▶ Directive:
Pick out each line containing the string "content" and copy it.

(Data records)
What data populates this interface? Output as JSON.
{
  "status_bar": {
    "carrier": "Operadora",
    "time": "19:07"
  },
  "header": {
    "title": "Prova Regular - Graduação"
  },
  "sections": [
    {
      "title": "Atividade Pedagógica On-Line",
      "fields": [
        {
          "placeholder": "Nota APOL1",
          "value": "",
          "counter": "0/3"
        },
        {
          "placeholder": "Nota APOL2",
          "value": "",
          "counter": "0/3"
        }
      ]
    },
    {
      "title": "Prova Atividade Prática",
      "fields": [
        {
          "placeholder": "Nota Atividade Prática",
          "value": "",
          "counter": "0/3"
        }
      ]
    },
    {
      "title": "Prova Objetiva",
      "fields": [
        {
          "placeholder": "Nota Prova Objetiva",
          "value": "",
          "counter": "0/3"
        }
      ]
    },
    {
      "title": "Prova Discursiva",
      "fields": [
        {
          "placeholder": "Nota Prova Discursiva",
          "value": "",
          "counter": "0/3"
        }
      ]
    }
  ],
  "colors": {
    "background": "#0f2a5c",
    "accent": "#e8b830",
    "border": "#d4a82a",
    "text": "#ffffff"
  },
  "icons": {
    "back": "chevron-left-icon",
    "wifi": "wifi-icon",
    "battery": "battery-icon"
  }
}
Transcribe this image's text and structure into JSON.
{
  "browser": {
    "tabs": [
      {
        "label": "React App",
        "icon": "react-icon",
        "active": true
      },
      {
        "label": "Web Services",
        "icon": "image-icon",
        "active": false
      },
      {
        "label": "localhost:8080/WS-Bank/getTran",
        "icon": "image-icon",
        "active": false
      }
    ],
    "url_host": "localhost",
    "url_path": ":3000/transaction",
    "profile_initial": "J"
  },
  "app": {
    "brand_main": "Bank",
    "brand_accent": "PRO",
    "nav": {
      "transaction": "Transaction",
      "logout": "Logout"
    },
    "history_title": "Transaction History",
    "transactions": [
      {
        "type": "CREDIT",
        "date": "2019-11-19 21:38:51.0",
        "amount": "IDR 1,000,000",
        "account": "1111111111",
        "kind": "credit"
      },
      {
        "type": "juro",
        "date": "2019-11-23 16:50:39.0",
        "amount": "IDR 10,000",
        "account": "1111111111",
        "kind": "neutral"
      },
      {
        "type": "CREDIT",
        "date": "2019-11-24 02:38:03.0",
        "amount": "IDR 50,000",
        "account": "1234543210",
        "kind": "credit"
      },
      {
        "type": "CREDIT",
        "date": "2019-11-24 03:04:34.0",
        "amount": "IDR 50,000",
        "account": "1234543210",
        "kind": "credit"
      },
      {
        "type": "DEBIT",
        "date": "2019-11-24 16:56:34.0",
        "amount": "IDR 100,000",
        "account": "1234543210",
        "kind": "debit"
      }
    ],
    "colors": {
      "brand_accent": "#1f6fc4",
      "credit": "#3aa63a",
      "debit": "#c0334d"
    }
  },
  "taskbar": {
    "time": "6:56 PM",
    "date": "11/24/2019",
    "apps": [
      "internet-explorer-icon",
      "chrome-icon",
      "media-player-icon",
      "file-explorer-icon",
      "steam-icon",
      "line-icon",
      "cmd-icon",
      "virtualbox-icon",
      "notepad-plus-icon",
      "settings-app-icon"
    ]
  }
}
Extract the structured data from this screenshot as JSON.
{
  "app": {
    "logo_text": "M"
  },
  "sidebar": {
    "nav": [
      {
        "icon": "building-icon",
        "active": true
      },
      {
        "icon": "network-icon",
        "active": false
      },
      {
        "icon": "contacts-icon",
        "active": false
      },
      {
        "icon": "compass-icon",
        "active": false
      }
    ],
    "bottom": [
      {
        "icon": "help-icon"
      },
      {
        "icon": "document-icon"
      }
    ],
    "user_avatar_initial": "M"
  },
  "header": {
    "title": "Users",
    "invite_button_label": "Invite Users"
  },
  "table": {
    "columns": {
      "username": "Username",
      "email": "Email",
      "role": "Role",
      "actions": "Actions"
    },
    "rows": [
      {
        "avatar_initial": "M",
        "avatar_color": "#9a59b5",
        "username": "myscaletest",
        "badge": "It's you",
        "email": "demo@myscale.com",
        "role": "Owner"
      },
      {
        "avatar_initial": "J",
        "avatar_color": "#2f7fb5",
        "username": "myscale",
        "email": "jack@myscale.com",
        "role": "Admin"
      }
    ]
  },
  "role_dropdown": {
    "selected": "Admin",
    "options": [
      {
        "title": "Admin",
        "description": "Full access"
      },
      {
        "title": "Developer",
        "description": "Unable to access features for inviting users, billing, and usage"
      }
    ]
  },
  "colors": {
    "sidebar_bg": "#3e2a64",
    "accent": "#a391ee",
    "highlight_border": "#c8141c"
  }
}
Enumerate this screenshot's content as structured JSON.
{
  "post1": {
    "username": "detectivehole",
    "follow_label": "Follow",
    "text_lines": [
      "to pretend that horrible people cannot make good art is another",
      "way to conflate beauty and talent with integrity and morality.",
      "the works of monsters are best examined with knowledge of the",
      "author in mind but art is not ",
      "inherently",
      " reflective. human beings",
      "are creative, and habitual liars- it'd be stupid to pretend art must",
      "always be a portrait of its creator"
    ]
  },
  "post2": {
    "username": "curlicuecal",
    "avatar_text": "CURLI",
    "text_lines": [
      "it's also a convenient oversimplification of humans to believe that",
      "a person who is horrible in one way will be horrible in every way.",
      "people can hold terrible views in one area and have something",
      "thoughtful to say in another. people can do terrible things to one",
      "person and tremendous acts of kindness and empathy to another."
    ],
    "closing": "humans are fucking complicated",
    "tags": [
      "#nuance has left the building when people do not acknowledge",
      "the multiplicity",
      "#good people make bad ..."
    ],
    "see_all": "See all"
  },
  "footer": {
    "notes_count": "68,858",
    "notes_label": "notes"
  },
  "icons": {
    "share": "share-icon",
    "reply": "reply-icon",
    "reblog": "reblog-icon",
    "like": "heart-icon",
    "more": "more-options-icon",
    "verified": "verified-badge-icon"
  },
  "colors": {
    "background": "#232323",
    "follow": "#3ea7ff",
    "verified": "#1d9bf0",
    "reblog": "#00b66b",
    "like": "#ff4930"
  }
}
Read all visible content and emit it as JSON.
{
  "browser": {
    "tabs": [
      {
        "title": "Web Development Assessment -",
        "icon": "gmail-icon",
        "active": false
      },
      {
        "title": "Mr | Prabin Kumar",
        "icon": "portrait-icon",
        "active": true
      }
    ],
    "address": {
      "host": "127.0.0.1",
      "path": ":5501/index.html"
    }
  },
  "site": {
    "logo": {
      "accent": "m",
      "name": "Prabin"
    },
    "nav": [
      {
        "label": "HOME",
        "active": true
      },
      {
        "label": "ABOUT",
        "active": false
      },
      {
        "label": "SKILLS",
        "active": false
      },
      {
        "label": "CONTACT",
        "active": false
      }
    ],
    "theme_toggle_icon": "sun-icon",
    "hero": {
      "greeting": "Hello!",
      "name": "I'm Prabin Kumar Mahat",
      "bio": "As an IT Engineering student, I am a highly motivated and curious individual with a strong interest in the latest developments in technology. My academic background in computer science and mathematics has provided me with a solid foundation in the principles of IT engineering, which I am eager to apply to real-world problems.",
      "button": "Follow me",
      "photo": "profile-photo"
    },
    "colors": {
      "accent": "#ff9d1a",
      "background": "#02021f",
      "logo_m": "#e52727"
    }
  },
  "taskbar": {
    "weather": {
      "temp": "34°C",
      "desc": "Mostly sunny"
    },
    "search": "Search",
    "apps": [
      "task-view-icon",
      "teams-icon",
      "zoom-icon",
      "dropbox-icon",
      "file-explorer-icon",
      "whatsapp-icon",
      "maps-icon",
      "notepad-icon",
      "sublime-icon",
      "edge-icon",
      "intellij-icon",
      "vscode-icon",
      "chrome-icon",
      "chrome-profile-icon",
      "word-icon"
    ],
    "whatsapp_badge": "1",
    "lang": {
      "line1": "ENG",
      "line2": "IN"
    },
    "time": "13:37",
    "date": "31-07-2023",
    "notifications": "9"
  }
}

▶ Worked solution:
Enumerate this screenshot's content as structured JSON.
Read all visible content and emit it as JSON.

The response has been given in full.